Data records
[START]

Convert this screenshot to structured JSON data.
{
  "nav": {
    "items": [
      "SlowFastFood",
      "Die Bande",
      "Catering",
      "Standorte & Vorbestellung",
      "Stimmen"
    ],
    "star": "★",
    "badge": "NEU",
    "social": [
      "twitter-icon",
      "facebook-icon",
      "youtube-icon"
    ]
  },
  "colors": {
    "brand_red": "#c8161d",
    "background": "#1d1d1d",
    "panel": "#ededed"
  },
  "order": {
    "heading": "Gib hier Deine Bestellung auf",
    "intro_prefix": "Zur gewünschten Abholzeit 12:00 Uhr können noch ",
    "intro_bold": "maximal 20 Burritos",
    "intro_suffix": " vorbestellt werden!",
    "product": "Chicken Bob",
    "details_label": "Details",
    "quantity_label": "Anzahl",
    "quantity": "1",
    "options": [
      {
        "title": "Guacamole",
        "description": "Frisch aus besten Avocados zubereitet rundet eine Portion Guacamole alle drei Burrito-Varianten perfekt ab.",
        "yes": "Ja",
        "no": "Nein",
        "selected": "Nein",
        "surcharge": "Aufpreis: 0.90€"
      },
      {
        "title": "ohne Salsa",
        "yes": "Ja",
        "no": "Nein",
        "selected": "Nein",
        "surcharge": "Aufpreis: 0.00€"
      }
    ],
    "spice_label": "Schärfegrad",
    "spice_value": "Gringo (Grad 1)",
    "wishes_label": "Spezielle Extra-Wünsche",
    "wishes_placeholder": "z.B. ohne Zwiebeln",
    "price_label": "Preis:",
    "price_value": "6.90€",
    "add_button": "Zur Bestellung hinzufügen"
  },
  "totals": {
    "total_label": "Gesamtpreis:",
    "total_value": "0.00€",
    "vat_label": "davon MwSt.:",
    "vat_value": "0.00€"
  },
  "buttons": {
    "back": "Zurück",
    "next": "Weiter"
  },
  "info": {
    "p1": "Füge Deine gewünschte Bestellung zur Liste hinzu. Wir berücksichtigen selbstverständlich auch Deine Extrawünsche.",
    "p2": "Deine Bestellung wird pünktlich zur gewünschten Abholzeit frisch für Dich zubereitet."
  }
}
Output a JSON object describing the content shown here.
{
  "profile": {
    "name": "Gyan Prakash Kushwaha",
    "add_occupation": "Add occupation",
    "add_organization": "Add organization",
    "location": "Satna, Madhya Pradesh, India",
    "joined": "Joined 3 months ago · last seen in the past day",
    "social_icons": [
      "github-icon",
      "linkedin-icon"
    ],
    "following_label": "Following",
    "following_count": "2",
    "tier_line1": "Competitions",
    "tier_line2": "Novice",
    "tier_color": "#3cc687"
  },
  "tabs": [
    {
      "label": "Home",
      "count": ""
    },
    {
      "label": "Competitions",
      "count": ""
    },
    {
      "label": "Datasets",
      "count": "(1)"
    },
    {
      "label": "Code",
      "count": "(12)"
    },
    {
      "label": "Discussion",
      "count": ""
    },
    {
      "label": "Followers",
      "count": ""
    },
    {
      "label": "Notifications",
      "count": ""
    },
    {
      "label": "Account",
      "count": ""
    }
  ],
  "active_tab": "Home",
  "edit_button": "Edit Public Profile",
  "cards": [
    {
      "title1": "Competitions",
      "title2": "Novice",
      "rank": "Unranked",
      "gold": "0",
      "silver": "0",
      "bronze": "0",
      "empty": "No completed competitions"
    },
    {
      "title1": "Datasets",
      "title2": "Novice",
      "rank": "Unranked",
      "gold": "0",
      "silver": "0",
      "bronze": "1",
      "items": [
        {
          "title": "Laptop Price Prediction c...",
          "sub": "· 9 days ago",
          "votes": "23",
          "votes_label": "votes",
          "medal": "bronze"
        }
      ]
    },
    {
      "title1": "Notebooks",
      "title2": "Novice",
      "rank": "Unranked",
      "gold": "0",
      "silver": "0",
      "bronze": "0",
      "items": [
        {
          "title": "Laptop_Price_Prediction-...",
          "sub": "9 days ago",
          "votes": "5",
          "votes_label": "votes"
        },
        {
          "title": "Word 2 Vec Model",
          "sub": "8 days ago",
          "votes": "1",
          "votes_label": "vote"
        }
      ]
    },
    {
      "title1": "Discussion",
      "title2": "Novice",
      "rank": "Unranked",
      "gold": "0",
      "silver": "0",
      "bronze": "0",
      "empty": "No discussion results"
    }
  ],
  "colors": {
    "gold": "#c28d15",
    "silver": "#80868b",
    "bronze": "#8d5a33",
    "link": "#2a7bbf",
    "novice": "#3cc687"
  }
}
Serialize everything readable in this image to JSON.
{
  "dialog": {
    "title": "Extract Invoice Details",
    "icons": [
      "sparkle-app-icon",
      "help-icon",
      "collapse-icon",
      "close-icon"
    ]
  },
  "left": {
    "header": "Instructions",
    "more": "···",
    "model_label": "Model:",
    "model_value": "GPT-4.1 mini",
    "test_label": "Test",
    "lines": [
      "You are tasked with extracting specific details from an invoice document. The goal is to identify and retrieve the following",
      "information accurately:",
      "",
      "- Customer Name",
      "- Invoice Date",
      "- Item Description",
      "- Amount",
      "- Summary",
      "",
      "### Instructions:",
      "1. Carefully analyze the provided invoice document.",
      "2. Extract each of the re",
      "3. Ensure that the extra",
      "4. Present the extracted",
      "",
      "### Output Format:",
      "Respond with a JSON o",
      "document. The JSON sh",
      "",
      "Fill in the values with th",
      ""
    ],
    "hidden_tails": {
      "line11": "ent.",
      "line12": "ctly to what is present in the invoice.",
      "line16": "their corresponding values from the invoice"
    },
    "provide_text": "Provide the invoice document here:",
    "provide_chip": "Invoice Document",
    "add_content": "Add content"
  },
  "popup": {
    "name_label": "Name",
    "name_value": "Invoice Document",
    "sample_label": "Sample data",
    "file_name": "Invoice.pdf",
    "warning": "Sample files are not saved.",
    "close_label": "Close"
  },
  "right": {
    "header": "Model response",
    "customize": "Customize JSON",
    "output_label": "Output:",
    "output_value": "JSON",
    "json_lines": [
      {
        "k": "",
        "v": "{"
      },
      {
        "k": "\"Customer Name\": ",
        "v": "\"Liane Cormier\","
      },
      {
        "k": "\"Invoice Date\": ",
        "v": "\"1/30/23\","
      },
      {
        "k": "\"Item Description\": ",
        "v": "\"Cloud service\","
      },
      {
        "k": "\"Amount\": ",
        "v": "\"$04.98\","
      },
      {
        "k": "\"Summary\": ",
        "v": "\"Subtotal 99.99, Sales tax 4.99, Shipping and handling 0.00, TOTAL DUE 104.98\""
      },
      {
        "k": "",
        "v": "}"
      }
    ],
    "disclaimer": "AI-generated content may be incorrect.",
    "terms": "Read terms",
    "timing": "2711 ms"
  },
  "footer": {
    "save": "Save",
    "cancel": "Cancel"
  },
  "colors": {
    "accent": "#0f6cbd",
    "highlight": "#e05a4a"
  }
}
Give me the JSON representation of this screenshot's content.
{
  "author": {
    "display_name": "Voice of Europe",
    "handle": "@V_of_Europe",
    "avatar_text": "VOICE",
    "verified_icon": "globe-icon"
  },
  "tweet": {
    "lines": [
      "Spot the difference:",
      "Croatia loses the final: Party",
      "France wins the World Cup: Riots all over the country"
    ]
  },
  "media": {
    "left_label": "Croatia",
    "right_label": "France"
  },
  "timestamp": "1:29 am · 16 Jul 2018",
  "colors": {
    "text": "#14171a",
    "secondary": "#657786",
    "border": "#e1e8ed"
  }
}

[END]

Answer with one number: how many lines in the listing hold "Guacamole".

2